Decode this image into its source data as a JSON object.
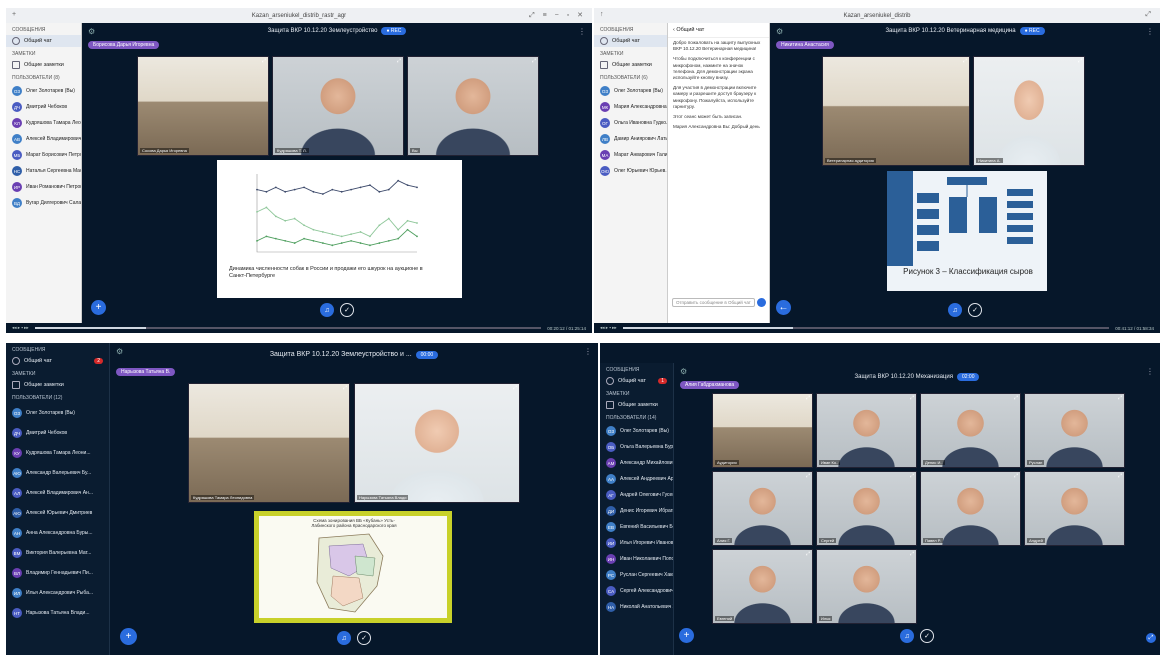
{
  "colors": {
    "panel_bg": "#06172a",
    "accent": "#2a6cde",
    "presenter": "#7e57c2",
    "badge": "#d52a2a"
  },
  "q1": {
    "window_title": "Kazan_arseniukel_distrib_rastr_agr",
    "sections": {
      "messages": "СООБЩЕНИЯ",
      "notes": "ЗАМЕТКИ",
      "users": "ПОЛЬЗОВАТЕЛИ (8)"
    },
    "public_chat": "Общий чат",
    "shared_notes": "Общие заметки",
    "meeting_title": "Защита ВКР 10.12.20 Землеустройство",
    "presenter": "Борисова Дарья Игоревна",
    "users": [
      {
        "init": "ОЗ",
        "name": "Олег Золотарев (Вы)",
        "color": "#3f7fc7"
      },
      {
        "init": "ДЧ",
        "name": "Дмитрий Чебоков",
        "color": "#4a5cc2"
      },
      {
        "init": "КЛ",
        "name": "Кудряшова Тамара Леонид..",
        "color": "#6a3fb2"
      },
      {
        "init": "АВ",
        "name": "Алексей Владимирович Ан..",
        "color": "#3f7fc7"
      },
      {
        "init": "МБ",
        "name": "Марат Борисович Петров",
        "color": "#4a5cc2"
      },
      {
        "init": "НС",
        "name": "Наталья Сергеевна Маслов..",
        "color": "#2f5ea8"
      },
      {
        "init": "ИР",
        "name": "Иван Романович Петров",
        "color": "#6a3fb2"
      },
      {
        "init": "ВД",
        "name": "Вугар Дилгерович Салаев",
        "color": "#3f7fc7"
      }
    ],
    "tile_names": [
      "Сосова Дарья Игоревна",
      "Кудряшова Т. Л.",
      "Вы"
    ],
    "slide_caption": "Динамика численности собак в России и продажи его шкурок на аукционе в Санкт-Петербурге",
    "chart_data": {
      "type": "line",
      "series": [
        {
          "values": [
            28,
            27,
            29,
            27,
            28,
            29,
            27,
            26,
            28,
            27,
            28,
            29,
            30,
            27,
            28,
            32,
            30,
            29
          ]
        },
        {
          "values": [
            18,
            20,
            16,
            14,
            15,
            12,
            10,
            9,
            8,
            7,
            8,
            9,
            7,
            12,
            15,
            10,
            14,
            13
          ]
        },
        {
          "values": [
            5,
            7,
            6,
            5,
            4,
            6,
            5,
            4,
            3,
            4,
            5,
            4,
            3,
            4,
            5,
            6,
            10,
            7
          ]
        }
      ],
      "ylim": [
        0,
        35
      ]
    },
    "timeline": "00:20:12 / 01:25:14"
  },
  "q2": {
    "window_title": "Kazan_arseniukel_distrib",
    "sections": {
      "messages": "СООБЩЕНИЯ",
      "notes": "ЗАМЕТКИ",
      "users": "ПОЛЬЗОВАТЕЛИ (6)"
    },
    "public_chat": "Общий чат",
    "shared_notes": "Общие заметки",
    "chat_header": "Общий чат",
    "meeting_title": "Защита ВКР 10.12.20 Ветеринарная медицина",
    "presenter": "Никитина Анастасия",
    "users": [
      {
        "init": "ОЗ",
        "name": "Олег Золотарев (Вы)",
        "color": "#3f7fc7"
      },
      {
        "init": "МК",
        "name": "Мария Александровна Ол..",
        "color": "#6a3fb2"
      },
      {
        "init": "ОГ",
        "name": "Ольга Ивановна Гудко..",
        "color": "#4a5cc2"
      },
      {
        "init": "ЛВ",
        "name": "Дамир Аниярович Латыпов..",
        "color": "#3f7fc7"
      },
      {
        "init": "МА",
        "name": "Марат Анварович Галиев..",
        "color": "#6a3fb2"
      },
      {
        "init": "ОЮ",
        "name": "Олег Юрьевич Юрьев..",
        "color": "#4a5cc2"
      }
    ],
    "chat_messages": [
      "Добро пожаловать на защиту выпускных ВКР 10.12.20 Ветеринарная медицина!",
      "Чтобы подключиться к конференции с микрофоном, нажмите на значок телефона. Для демонстрации экрана используйте кнопку внизу.",
      "Для участия в демонстрации включите камеру и разрешите доступ браузеру к микрофону. Пожалуйста, используйте гарнитуру.",
      "Этот сеанс может быть записан.",
      "Мария Александровна Вы: Добрый день"
    ],
    "chat_placeholder": "Отправить сообщение в Общий чат",
    "tile_names": [
      "Ветеринарная аудитория",
      "Никитина А."
    ],
    "slide_caption": "Рисунок 3 – Классификация сыров",
    "timeline": "00:41:12 / 01:58:34"
  },
  "q3": {
    "sections": {
      "messages": "СООБЩЕНИЯ",
      "notes": "ЗАМЕТКИ",
      "users": "ПОЛЬЗОВАТЕЛИ (12)"
    },
    "public_chat": "Общий чат",
    "chat_badge": "2",
    "shared_notes": "Общие заметки",
    "meeting_title": "Защита ВКР 10.12.20 Землеустройство и ...",
    "rec_label": "00:00",
    "presenter": "Нарызова Татьяна В.",
    "users": [
      {
        "init": "ОЗ",
        "name": "Олег Золотарев (Вы)",
        "color": "#3f7fc7"
      },
      {
        "init": "ДЧ",
        "name": "Дмитрий Чебоков",
        "color": "#4a5cc2"
      },
      {
        "init": "КУ",
        "name": "Кудряшова Тамара Леони...",
        "color": "#6a3fb2"
      },
      {
        "init": "АЮ",
        "name": "Александр Валерьевич Бу...",
        "color": "#3f7fc7"
      },
      {
        "init": "АЛ",
        "name": "Алексей Владимирович Ан...",
        "color": "#4a5cc2"
      },
      {
        "init": "АЮ",
        "name": "Алексей Юрьевич Дмитриев",
        "color": "#2f5ea8"
      },
      {
        "init": "АН",
        "name": "Анна Александровна Буры...",
        "color": "#3f7fc7"
      },
      {
        "init": "ВМ",
        "name": "Виктория Валерьевна Мат...",
        "color": "#4a5cc2"
      },
      {
        "init": "ВЛ",
        "name": "Владимир Геннадьевич Пи...",
        "color": "#6a3fb2"
      },
      {
        "init": "ИЛ",
        "name": "Илья Александрович Рыба...",
        "color": "#3f7fc7"
      },
      {
        "init": "НТ",
        "name": "Нарызова Татьяна Влади...",
        "color": "#4a5cc2"
      }
    ],
    "tile_names": [
      "Кудряшова Тамара Леонидовна",
      "Нарызова Татьяна Влади"
    ],
    "slide_caption": "Схема зонирования ВБ «Кубань» Усть-Лабинского района Краснодарского края"
  },
  "q4": {
    "sections": {
      "messages": "СООБЩЕНИЯ",
      "notes": "ЗАМЕТКИ",
      "users": "ПОЛЬЗОВАТЕЛИ (14)"
    },
    "public_chat": "Общий чат",
    "chat_badge": "1",
    "shared_notes": "Общие заметки",
    "meeting_title": "Защита ВКР 10.12.20 Механизация",
    "rec_label": "02:00",
    "presenter": "Алия Габдрахманова",
    "users": [
      {
        "init": "ОЗ",
        "name": "Олег Золотарев (Вы)",
        "color": "#3f7fc7"
      },
      {
        "init": "ОБ",
        "name": "Ольга Валерьевна Буряк..",
        "color": "#4a5cc2"
      },
      {
        "init": "АМ",
        "name": "Александр Михайлович Гу..",
        "color": "#6a3fb2"
      },
      {
        "init": "АА",
        "name": "Алексей Андреевич Ар..",
        "color": "#3f7fc7"
      },
      {
        "init": "АГ",
        "name": "Андрей Олегович Гусев..",
        "color": "#4a5cc2"
      },
      {
        "init": "ДИ",
        "name": "Денис Игоревич Ибрагим..",
        "color": "#2f5ea8"
      },
      {
        "init": "ЕВ",
        "name": "Евгений Васильевич Бо..",
        "color": "#3f7fc7"
      },
      {
        "init": "ИИ",
        "name": "Илья Игоревич Иванов..",
        "color": "#4a5cc2"
      },
      {
        "init": "ИН",
        "name": "Иван Николаевич Попов..",
        "color": "#6a3fb2"
      },
      {
        "init": "РС",
        "name": "Руслан Сергеевич Хакимов",
        "color": "#3f7fc7"
      },
      {
        "init": "СА",
        "name": "Сергей Александрович Фед..",
        "color": "#4a5cc2"
      },
      {
        "init": "НА",
        "name": "Николай Анатольевич Ж..",
        "color": "#2f5ea8"
      }
    ],
    "tile_names": [
      "Аудитория",
      "Иван Ко..",
      "Денис И..",
      "Руслан",
      "Алия Г.",
      "Сергей",
      "Павел Р.",
      "Андрей",
      "Евгений",
      "Илья"
    ]
  }
}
============
## WHAT IS NEEDED
Show every line above in which the word "Мария" occurs.

## WRITTEN SOLUTION
        "name": "Мария Александровна Ол..",
      "Мария Александровна Вы: Добрый день"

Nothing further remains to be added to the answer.